▶ Provided passage:
◇ ◇ ◇ ◇ ◇

Tag Archives: Des Moines history

Saying goodbye to 715

The Des Moines Register is moving out of its big, flagship building on 715 Locust down the street to Capitol Square. I can understand the need for the move, but I am prone to nostalgia.

Even though I only worked at The Register for about three and a half years, it will always have a huge place in my heart. It was the magnet that drew me to Des Moines in the first place, my first job and it’s where I met Joe*.

It’s not just like the building is significant only to me. It’s where dozens of Presidential hopefuls have come seeking endorsements, where reporters have captured decades of history, where RAGBRAI gets planned and thousands of other things to other people. I imagine our house ancestor, Sec Taylor, walked through the same doors we did.

RegPromo

A page from the 1929 Register and Tribune Promotional Book, featuring Sec! Joe and I are talking about turning our spare bedroom into a mini Sec Taylor museum, after we finish the nursery.

The Register is sharing some of this history in fun, interactive ways, and the massive globe from the front lobby is going to make its way to the State Historical Museum, where our neighbor Leo is the new curator!

◇ ◇ ◇ ◇ ◇

▶ Given data:
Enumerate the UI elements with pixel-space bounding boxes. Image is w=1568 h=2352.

◇ ◇ ◇ ◇ ◇

▶ Problem to work on:
Copy the Register building post word for word, everything from "Even though I" down to "doors we did.".

▶ Complete response:
Even though I only worked at The Register for about three and a half years, it will always have a huge place in my heart. It was the magnet that drew me to Des Moines in the first place, my first job and it’s where I met Joe*.

It’s not just like the building is significant only to me. It’s where dozens of Presidential hopefuls have come seeking endorsements, where reporters have captured decades of history, where RAGBRAI gets planned and thousands of other things to other people. I imagine our house ancestor, Sec Taylor, walked through the same doors we did.